## Text block
===============

West Texas Longhorn football heritage
“I was also fortunate that I was raised in a part of the world, West Texas, where individualism is strong.”
President George W. Bush
Wild As The West Texas Wind
by Larry Carlson ( lc13@txstate.edu )
It is a storied land, West Texas is. The region with no exact boundaries refuses to be fenced in by the imagination, and conjures images of the Texas of not so long ago, romanticized and criticized by outsiders longing to take a peek or to get the hell out, as fast as possible. It is a mystical place of Marfa Lights, Palo Duro Canyon, the limpid desert swimming hole at Balmorhea, windmills, piercing blue skies, cotton fields, endless technicolor sunsets and ruler-straight lonesome highways. The stars at night are, indeed, big and bright. Low humidity can make for lovely days with only the wind as ambient noise. It can be hellishly hot in Presidio and colder than the IRS in Dalhart, on the same day, with a blue norther on the way.

===============

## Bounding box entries
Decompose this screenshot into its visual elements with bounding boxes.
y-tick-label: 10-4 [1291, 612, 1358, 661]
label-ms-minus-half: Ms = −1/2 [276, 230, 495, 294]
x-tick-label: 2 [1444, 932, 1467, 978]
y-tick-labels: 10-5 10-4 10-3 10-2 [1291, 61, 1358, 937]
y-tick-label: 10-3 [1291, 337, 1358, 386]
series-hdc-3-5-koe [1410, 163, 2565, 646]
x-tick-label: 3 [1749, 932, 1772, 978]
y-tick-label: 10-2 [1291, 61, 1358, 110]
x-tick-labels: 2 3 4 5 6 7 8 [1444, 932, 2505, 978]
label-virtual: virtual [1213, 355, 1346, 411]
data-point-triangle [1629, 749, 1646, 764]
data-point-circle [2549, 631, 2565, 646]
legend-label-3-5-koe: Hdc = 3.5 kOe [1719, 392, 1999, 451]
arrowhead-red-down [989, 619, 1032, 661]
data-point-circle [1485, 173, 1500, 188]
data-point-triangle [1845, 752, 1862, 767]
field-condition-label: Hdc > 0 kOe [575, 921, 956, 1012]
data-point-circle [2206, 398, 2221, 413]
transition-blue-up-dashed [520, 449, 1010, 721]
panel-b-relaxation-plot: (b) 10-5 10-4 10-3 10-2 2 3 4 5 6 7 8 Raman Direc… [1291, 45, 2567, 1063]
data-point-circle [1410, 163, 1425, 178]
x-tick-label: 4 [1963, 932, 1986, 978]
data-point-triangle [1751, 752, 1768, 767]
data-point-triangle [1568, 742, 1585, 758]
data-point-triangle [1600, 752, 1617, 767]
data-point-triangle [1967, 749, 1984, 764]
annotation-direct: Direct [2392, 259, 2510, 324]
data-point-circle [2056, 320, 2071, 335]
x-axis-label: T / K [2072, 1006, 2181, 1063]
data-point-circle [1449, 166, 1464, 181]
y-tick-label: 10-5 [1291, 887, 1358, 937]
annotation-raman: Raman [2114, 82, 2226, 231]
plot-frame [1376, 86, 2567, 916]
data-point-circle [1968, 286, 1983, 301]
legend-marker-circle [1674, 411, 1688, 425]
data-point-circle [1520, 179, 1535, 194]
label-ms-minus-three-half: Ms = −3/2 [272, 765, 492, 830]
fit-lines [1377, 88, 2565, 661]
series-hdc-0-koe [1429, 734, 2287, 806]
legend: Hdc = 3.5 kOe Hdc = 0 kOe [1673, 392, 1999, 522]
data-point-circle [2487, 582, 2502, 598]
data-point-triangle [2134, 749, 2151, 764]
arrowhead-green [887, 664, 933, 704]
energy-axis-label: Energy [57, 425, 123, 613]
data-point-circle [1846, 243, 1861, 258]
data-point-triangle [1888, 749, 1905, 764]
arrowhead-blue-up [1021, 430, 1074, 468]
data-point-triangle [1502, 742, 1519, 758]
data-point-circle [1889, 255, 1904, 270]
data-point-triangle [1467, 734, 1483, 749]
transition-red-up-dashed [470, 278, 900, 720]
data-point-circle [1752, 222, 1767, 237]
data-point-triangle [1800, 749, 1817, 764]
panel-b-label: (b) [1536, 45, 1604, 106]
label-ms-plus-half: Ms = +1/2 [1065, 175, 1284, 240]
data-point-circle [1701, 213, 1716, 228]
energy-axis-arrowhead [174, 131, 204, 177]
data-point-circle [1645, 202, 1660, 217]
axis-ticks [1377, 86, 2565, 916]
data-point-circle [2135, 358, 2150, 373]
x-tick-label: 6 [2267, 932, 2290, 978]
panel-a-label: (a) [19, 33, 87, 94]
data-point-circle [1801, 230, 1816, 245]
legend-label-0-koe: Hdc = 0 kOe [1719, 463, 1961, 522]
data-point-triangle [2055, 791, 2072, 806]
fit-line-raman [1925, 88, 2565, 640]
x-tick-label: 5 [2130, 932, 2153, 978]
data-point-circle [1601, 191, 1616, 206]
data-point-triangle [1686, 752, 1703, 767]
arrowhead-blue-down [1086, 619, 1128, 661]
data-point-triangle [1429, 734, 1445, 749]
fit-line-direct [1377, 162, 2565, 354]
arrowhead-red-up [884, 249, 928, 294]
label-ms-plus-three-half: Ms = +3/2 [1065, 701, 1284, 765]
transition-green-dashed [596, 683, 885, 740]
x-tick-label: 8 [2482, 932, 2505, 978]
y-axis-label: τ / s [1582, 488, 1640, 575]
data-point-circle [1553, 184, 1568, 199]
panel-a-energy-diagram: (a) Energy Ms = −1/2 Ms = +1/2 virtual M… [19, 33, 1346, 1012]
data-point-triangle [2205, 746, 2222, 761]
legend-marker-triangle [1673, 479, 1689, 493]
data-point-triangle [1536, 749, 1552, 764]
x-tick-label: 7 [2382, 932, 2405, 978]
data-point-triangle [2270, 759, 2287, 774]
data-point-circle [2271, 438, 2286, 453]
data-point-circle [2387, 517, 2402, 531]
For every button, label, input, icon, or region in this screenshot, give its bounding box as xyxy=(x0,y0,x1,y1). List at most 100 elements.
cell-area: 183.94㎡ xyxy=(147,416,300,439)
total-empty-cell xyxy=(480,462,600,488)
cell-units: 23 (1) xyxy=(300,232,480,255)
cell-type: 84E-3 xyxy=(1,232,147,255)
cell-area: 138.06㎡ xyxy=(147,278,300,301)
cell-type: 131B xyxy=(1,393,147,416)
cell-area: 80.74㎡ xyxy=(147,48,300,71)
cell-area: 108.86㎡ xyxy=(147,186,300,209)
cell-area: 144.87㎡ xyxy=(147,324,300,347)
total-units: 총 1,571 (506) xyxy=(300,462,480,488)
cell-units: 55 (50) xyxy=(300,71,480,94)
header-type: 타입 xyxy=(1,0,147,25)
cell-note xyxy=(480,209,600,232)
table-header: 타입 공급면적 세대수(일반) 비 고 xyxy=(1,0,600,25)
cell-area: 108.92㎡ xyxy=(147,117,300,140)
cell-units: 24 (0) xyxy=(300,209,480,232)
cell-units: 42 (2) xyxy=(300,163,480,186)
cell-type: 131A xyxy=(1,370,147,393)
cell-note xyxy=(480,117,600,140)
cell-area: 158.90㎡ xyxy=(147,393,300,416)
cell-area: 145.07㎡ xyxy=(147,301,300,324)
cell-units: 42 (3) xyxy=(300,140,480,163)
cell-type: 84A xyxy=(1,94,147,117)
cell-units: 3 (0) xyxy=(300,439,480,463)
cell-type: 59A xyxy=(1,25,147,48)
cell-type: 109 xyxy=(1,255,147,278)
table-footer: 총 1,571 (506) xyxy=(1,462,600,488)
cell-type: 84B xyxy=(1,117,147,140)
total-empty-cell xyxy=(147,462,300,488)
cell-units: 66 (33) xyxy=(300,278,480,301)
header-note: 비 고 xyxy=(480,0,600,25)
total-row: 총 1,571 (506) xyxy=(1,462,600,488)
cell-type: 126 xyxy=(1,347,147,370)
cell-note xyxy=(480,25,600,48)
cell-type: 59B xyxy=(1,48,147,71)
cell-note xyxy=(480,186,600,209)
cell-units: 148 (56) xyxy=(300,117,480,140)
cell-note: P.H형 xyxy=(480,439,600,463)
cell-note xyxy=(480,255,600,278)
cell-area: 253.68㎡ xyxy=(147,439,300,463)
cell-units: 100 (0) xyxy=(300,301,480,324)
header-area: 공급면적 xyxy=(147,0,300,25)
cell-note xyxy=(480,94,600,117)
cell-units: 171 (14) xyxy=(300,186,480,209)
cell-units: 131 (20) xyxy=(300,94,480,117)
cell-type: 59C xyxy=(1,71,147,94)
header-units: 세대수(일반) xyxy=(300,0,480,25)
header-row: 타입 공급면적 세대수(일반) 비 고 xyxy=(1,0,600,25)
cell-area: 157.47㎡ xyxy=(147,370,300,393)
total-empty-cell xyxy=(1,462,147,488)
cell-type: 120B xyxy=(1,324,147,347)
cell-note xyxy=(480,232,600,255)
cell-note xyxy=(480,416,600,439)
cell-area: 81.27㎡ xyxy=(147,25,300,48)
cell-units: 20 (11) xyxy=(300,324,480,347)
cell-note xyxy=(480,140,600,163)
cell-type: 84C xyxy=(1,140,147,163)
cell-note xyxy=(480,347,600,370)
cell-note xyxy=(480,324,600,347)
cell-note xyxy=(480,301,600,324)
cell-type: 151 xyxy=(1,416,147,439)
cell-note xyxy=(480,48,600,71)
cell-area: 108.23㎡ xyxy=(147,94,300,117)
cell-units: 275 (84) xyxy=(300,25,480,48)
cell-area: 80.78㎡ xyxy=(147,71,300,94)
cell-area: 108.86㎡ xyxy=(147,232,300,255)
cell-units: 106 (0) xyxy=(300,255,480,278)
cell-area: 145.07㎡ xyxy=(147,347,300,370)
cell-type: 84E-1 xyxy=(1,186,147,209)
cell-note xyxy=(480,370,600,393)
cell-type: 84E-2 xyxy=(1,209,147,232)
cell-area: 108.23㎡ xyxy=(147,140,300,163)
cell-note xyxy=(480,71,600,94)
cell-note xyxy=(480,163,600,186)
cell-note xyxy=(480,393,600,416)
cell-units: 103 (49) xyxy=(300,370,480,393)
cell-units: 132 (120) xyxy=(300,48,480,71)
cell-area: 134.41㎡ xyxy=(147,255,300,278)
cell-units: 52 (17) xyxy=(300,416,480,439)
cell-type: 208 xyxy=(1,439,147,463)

===============

## Written exercise 1
Quote the passage about West Texas, starting with "It is a storied" and going on through "on the way.".
## Written exercise 2
Print the rows, starting with the first line of the rows and going on through the line with "data-point-circle [1968, 286, 1983, 301]".

## Exercise solution 1
It is a storied land, West Texas is. The region with no exact boundaries refuses to be fenced in by the imagination, and conjures images of the Texas of not so long ago, romanticized and criticized by outsiders longing to take a peek or to get the hell out, as fast as possible. It is a mystical place of Marfa Lights, Palo Duro Canyon, the limpid desert swimming hole at Balmorhea, windmills, piercing blue skies, cotton fields, endless technicolor sunsets and ruler-straight lonesome highways. The stars at night are, indeed, big and bright. Low humidity can make for lovely days with only the wind as ambient noise. It can be hellishly hot in Presidio and colder than the IRS in Dalhart, on the same day, with a blue norther on the way.

## Exercise solution 2
Decompose this screenshot into its visual elements with bounding boxes.
y-tick-label: 10-4 [1291, 612, 1358, 661]
label-ms-minus-half: Ms = −1/2 [276, 230, 495, 294]
x-tick-label: 2 [1444, 932, 1467, 978]
y-tick-labels: 10-5 10-4 10-3 10-2 [1291, 61, 1358, 937]
y-tick-label: 10-3 [1291, 337, 1358, 386]
series-hdc-3-5-koe [1410, 163, 2565, 646]
x-tick-label: 3 [1749, 932, 1772, 978]
y-tick-label: 10-2 [1291, 61, 1358, 110]
x-tick-labels: 2 3 4 5 6 7 8 [1444, 932, 2505, 978]
label-virtual: virtual [1213, 355, 1346, 411]
data-point-triangle [1629, 749, 1646, 764]
data-point-circle [2549, 631, 2565, 646]
legend-label-3-5-koe: Hdc = 3.5 kOe [1719, 392, 1999, 451]
arrowhead-red-down [989, 619, 1032, 661]
data-point-circle [1485, 173, 1500, 188]
data-point-triangle [1845, 752, 1862, 767]
field-condition-label: Hdc > 0 kOe [575, 921, 956, 1012]
data-point-circle [2206, 398, 2221, 413]
transition-blue-up-dashed [520, 449, 1010, 721]
panel-b-relaxation-plot: (b) 10-5 10-4 10-3 10-2 2 3 4 5 6 7 8 Raman Direc… [1291, 45, 2567, 1063]
data-point-circle [1410, 163, 1425, 178]
x-tick-label: 4 [1963, 932, 1986, 978]
data-point-triangle [1751, 752, 1768, 767]
data-point-triangle [1568, 742, 1585, 758]
data-point-triangle [1600, 752, 1617, 767]
data-point-triangle [1967, 749, 1984, 764]
annotation-direct: Direct [2392, 259, 2510, 324]
data-point-circle [2056, 320, 2071, 335]
x-axis-label: T / K [2072, 1006, 2181, 1063]
data-point-circle [1449, 166, 1464, 181]
y-tick-label: 10-5 [1291, 887, 1358, 937]
annotation-raman: Raman [2114, 82, 2226, 231]
plot-frame [1376, 86, 2567, 916]
data-point-circle [1968, 286, 1983, 301]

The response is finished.